**TASK DESCRIPTION:**
Please copy every line of the records below that holds the word "Ganz".

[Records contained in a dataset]

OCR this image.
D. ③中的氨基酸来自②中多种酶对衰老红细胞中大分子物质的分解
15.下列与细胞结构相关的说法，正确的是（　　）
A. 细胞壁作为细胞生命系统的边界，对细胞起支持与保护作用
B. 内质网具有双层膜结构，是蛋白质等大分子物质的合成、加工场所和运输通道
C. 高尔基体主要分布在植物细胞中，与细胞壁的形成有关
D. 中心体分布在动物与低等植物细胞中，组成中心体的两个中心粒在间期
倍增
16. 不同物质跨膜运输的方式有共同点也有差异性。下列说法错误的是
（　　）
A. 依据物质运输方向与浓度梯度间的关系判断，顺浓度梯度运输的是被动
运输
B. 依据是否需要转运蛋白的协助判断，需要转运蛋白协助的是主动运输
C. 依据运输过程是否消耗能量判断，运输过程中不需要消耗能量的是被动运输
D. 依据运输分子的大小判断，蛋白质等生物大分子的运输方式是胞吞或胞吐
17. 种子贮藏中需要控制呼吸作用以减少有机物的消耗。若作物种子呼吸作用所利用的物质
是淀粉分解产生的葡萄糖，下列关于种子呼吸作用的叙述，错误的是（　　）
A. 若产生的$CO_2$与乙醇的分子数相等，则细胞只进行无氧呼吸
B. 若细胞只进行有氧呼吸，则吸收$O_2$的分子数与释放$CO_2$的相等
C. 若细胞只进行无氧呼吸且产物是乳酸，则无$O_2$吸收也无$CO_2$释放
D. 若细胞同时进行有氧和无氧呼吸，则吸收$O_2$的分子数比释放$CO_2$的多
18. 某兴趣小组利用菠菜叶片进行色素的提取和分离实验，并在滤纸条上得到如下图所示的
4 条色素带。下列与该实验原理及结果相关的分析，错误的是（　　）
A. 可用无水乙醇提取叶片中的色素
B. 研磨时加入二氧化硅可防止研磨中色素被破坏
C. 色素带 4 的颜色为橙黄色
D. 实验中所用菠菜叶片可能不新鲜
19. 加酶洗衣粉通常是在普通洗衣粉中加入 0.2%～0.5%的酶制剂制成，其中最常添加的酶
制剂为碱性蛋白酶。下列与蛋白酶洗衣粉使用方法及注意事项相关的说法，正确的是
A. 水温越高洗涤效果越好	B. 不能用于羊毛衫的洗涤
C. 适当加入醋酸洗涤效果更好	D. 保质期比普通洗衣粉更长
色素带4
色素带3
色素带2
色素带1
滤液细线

...

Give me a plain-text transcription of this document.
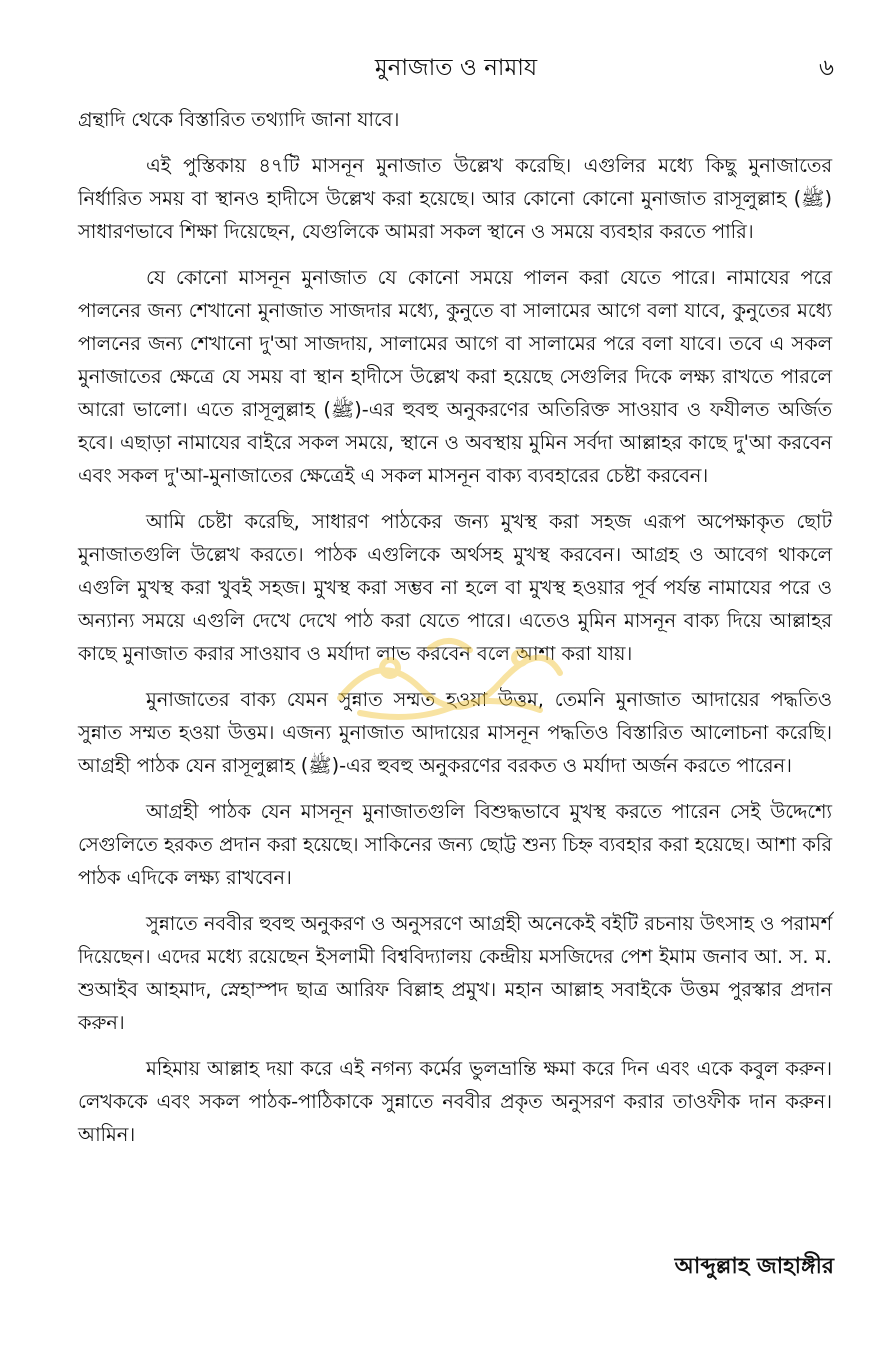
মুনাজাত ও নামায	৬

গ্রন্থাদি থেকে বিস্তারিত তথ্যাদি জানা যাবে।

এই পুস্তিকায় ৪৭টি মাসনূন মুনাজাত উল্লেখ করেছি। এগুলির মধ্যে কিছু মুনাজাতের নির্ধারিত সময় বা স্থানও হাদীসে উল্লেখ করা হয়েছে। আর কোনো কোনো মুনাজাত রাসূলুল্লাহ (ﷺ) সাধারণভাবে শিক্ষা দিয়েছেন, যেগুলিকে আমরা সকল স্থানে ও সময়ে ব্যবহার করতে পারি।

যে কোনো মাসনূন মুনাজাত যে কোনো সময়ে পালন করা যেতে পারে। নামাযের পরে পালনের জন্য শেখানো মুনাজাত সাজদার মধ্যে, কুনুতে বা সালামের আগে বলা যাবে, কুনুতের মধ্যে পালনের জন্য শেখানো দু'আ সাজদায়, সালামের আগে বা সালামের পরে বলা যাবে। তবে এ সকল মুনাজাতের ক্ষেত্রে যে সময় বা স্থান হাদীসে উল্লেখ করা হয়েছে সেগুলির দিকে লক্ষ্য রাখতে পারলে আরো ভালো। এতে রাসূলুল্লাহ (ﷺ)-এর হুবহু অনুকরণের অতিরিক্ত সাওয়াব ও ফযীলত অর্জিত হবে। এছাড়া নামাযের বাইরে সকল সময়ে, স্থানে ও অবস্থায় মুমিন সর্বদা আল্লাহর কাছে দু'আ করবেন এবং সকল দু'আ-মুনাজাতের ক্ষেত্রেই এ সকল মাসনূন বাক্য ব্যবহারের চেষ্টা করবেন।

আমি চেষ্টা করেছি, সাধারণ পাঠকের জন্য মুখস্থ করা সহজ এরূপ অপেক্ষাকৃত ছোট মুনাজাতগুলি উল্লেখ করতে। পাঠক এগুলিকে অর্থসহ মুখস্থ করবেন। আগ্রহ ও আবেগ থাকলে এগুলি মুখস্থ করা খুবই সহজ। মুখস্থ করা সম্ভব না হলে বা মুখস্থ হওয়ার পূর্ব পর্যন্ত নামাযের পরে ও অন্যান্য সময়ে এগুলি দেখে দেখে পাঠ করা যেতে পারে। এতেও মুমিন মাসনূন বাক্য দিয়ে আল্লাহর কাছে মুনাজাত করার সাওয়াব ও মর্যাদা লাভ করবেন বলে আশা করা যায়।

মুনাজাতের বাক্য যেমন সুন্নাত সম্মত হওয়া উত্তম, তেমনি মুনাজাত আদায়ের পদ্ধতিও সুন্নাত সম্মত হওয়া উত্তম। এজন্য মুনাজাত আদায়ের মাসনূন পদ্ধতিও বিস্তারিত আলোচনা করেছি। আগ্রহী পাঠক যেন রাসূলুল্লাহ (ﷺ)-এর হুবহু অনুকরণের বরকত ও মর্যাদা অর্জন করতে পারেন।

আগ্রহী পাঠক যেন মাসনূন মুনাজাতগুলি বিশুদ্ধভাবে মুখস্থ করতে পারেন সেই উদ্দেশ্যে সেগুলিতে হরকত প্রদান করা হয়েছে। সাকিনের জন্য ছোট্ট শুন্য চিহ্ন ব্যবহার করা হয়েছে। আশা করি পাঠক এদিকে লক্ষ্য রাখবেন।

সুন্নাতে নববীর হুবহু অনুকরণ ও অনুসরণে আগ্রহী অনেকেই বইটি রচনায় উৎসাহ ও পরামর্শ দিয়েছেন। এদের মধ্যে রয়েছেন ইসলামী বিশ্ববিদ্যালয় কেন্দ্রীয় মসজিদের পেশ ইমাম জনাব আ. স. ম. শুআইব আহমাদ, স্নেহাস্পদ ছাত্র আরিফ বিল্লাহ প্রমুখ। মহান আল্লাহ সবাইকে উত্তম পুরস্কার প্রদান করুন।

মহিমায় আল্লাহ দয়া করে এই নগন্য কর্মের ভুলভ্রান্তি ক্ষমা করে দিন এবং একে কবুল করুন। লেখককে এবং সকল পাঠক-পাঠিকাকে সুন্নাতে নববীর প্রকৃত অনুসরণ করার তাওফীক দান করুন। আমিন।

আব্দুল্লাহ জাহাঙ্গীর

...

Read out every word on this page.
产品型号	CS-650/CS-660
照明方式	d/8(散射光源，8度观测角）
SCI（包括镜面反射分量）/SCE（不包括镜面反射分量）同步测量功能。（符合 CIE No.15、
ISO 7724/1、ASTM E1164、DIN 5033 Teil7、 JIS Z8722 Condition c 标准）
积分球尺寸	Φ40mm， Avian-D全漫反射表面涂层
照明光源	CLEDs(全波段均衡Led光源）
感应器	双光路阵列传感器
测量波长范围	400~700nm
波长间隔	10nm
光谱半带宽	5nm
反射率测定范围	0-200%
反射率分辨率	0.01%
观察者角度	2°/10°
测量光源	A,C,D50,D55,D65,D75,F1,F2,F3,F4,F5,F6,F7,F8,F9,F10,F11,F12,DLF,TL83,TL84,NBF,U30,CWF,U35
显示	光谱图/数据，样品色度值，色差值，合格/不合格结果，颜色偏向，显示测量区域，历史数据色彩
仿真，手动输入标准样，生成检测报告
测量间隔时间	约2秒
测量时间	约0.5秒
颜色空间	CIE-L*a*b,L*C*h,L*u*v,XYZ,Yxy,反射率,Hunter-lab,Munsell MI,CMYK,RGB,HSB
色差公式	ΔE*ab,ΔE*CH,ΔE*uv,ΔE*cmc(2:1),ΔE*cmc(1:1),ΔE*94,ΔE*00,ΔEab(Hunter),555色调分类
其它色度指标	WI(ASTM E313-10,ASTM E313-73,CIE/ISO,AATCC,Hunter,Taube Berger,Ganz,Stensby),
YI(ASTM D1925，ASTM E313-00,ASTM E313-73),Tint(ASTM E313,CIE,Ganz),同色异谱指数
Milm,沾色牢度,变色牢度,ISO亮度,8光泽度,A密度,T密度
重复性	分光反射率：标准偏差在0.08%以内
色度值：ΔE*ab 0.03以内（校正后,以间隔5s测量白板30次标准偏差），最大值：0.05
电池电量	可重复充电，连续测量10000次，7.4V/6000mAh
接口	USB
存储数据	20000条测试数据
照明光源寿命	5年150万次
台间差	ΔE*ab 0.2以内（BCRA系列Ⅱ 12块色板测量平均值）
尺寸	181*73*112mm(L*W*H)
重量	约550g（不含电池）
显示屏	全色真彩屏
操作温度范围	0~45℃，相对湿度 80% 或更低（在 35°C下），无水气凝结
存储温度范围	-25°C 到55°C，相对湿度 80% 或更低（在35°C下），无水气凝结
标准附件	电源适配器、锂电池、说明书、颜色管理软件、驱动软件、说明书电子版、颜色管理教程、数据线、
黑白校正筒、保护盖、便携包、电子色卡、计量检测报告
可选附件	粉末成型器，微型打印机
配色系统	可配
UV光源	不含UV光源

**COMPLETE RESPONSE:**
其它色度指标	WI(ASTM E313-10,ASTM E313-73,CIE/ISO,AATCC,Hunter,Taube Berger,Ganz,Stensby),
YI(ASTM D1925，ASTM E313-00,ASTM E313-73),Tint(ASTM E313,CIE,Ganz),同色异谱指数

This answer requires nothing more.